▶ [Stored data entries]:
......

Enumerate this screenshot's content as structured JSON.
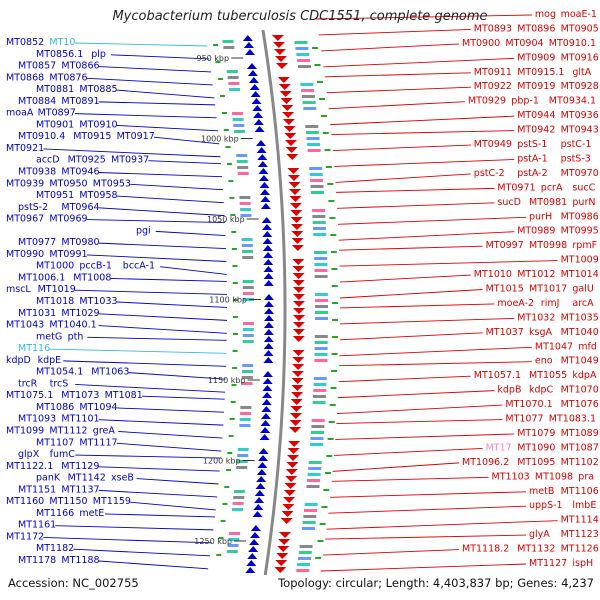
{
  "title": "Mycobacterium tuberculosis CDC1551, complete genome",
  "accession": "Accession: NC_002755",
  "summary": "Topology: circular; Length: 4,403,837 bp; Genes: 4,237",
  "colors": {
    "left_strand": "#0000cc",
    "right_strand": "#dd0000",
    "highlight": "#33bbdd",
    "pink_highlight": "#ee88cc",
    "backbone": "#888888",
    "tick_green": "#22aa22"
  },
  "scale_ticks": [
    {
      "label": "950 kbp"
    },
    {
      "label": "1000 kbp"
    },
    {
      "label": "1050 kbp"
    },
    {
      "label": "1100 kbp"
    },
    {
      "label": "1150 kbp"
    },
    {
      "label": "1200 kbp"
    },
    {
      "label": "1250 kbp"
    }
  ],
  "left_labels": [
    "MT0852",
    "MT10",
    "MT0856.1",
    "plp",
    "MT0857",
    "MT0866",
    "MT0868",
    "MT0876",
    "MT0881",
    "MT0885",
    "MT0884",
    "MT0891",
    "moaA",
    "MT0897",
    "MT0901",
    "MT0910",
    "MT0910.4",
    "MT0915",
    "MT0917",
    "MT0921",
    "accD",
    "MT0925",
    "MT0937",
    "MT0938",
    "MT0946",
    "MT0939",
    "MT0950",
    "MT0953",
    "MT0951",
    "MT0958",
    "pstS-2",
    "MT0964",
    "MT0967",
    "MT0969",
    "pgi",
    "MT0977",
    "MT0980",
    "MT0990",
    "MT0991",
    "MT1000",
    "pccB-1",
    "bccA-1",
    "MT1006.1",
    "MT1008",
    "mscL",
    "MT1019",
    "MT1018",
    "MT1033",
    "MT1031",
    "MT1029",
    "MT1043",
    "MT1040.1",
    "metG",
    "pth",
    "MT116",
    "kdpD",
    "kdpE",
    "MT1054.1",
    "MT1063",
    "trcR",
    "trcS",
    "MT1075.1",
    "MT1073",
    "MT1081",
    "MT1086",
    "MT1094",
    "MT1093",
    "MT1101",
    "MT1099",
    "MT1112",
    "greA",
    "MT1107",
    "MT1117",
    "glpX",
    "fumC",
    "MT1122.1",
    "MT1129",
    "panK",
    "MT1142",
    "xseB",
    "MT1151",
    "MT1137",
    "MT1160",
    "MT1150",
    "MT1159",
    "MT1166",
    "metE",
    "MT1161",
    "MT1172",
    "MT1182",
    "MT1178",
    "MT1188"
  ],
  "right_labels": [
    "mog",
    "moaE-1",
    "MT0893",
    "MT0896",
    "MT0905",
    "MT0900",
    "MT0904",
    "MT0910.1",
    "MT0909",
    "MT0916",
    "MT0911",
    "MT0915.1",
    "gltA",
    "MT0922",
    "MT0919",
    "MT0928",
    "MT0929",
    "pbp-1",
    "MT0934.1",
    "MT0944",
    "MT0936",
    "MT0942",
    "MT0943",
    "MT0949",
    "pstS-1",
    "pstC-1",
    "pstA-1",
    "pstS-3",
    "pstC-2",
    "pstA-2",
    "MT0970",
    "MT0971",
    "pcrA",
    "sucC",
    "sucD",
    "MT0981",
    "purN",
    "purH",
    "MT0986",
    "MT0989",
    "MT0995",
    "MT0997",
    "MT0998",
    "rpmF",
    "MT1009",
    "MT1010",
    "MT1012",
    "MT1014",
    "MT1015",
    "MT1017",
    "galU",
    "moeA-2",
    "rimJ",
    "arcA",
    "MT1032",
    "MT1035",
    "MT1037",
    "ksgA",
    "MT1040",
    "MT1047",
    "mfd",
    "eno",
    "MT1049",
    "MT1057.1",
    "MT1055",
    "kdpA",
    "kdpB",
    "kdpC",
    "MT1070",
    "MT1070.1",
    "MT1076",
    "MT1077",
    "MT1083.1",
    "MT1079",
    "MT1089",
    "MT17",
    "MT1090",
    "MT1087",
    "MT1096.2",
    "MT1095",
    "MT1102",
    "MT1103",
    "MT1098",
    "pra",
    "metB",
    "MT1106",
    "uppS-1",
    "lmbE",
    "MT1114",
    "glyA",
    "MT1123",
    "MT1118.2",
    "MT1132",
    "MT1126",
    "MT1127",
    "ispH"
  ]
}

......

Go through the lines above and write each one out verbatim, skipping the pictures.

▶ [Problem solution]:
Enumerate this screenshot's content as structured JSON.
{
  "title": "Mycobacterium tuberculosis CDC1551, complete genome",
  "accession": "Accession: NC_002755",
  "summary": "Topology: circular; Length: 4,403,837 bp; Genes: 4,237",
  "colors": {
    "left_strand": "#0000cc",
    "right_strand": "#dd0000",
    "highlight": "#33bbdd",
    "pink_highlight": "#ee88cc",
    "backbone": "#888888",
    "tick_green": "#22aa22"
  },
  "scale_ticks": [
    {
      "label": "950 kbp"
    },
    {
      "label": "1000 kbp"
    },
    {
      "label": "1050 kbp"
    },
    {
      "label": "1100 kbp"
    },
    {
      "label": "1150 kbp"
    },
    {
      "label": "1200 kbp"
    },
    {
      "label": "1250 kbp"
    }
  ],
  "left_labels": [
    "MT0852",
    "MT10",
    "MT0856.1",
    "plp",
    "MT0857",
    "MT0866",
    "MT0868",
    "MT0876",
    "MT0881",
    "MT0885",
    "MT0884",
    "MT0891",
    "moaA",
    "MT0897",
    "MT0901",
    "MT0910",
    "MT0910.4",
    "MT0915",
    "MT0917",
    "MT0921",
    "accD",
    "MT0925",
    "MT0937",
    "MT0938",
    "MT0946",
    "MT0939",
    "MT0950",
    "MT0953",
    "MT0951",
    "MT0958",
    "pstS-2",
    "MT0964",
    "MT0967",
    "MT0969",
    "pgi",
    "MT0977",
    "MT0980",
    "MT0990",
    "MT0991",
    "MT1000",
    "pccB-1",
    "bccA-1",
    "MT1006.1",
    "MT1008",
    "mscL",
    "MT1019",
    "MT1018",
    "MT1033",
    "MT1031",
    "MT1029",
    "MT1043",
    "MT1040.1",
    "metG",
    "pth",
    "MT116",
    "kdpD",
    "kdpE",
    "MT1054.1",
    "MT1063",
    "trcR",
    "trcS",
    "MT1075.1",
    "MT1073",
    "MT1081",
    "MT1086",
    "MT1094",
    "MT1093",
    "MT1101",
    "MT1099",
    "MT1112",
    "greA",
    "MT1107",
    "MT1117",
    "glpX",
    "fumC",
    "MT1122.1",
    "MT1129",
    "panK",
    "MT1142",
    "xseB",
    "MT1151",
    "MT1137",
    "MT1160",
    "MT1150",
    "MT1159",
    "MT1166",
    "metE",
    "MT1161",
    "MT1172",
    "MT1182",
    "MT1178",
    "MT1188"
  ],
  "right_labels": [
    "mog",
    "moaE-1",
    "MT0893",
    "MT0896",
    "MT0905",
    "MT0900",
    "MT0904",
    "MT0910.1",
    "MT0909",
    "MT0916",
    "MT0911",
    "MT0915.1",
    "gltA",
    "MT0922",
    "MT0919",
    "MT0928",
    "MT0929",
    "pbp-1",
    "MT0934.1",
    "MT0944",
    "MT0936",
    "MT0942",
    "MT0943",
    "MT0949",
    "pstS-1",
    "pstC-1",
    "pstA-1",
    "pstS-3",
    "pstC-2",
    "pstA-2",
    "MT0970",
    "MT0971",
    "pcrA",
    "sucC",
    "sucD",
    "MT0981",
    "purN",
    "purH",
    "MT0986",
    "MT0989",
    "MT0995",
    "MT0997",
    "MT0998",
    "rpmF",
    "MT1009",
    "MT1010",
    "MT1012",
    "MT1014",
    "MT1015",
    "MT1017",
    "galU",
    "moeA-2",
    "rimJ",
    "arcA",
    "MT1032",
    "MT1035",
    "MT1037",
    "ksgA",
    "MT1040",
    "MT1047",
    "mfd",
    "eno",
    "MT1049",
    "MT1057.1",
    "MT1055",
    "kdpA",
    "kdpB",
    "kdpC",
    "MT1070",
    "MT1070.1",
    "MT1076",
    "MT1077",
    "MT1083.1",
    "MT1079",
    "MT1089",
    "MT17",
    "MT1090",
    "MT1087",
    "MT1096.2",
    "MT1095",
    "MT1102",
    "MT1103",
    "MT1098",
    "pra",
    "metB",
    "MT1106",
    "uppS-1",
    "lmbE",
    "MT1114",
    "glyA",
    "MT1123",
    "MT1118.2",
    "MT1132",
    "MT1126",
    "MT1127",
    "ispH"
  ]
}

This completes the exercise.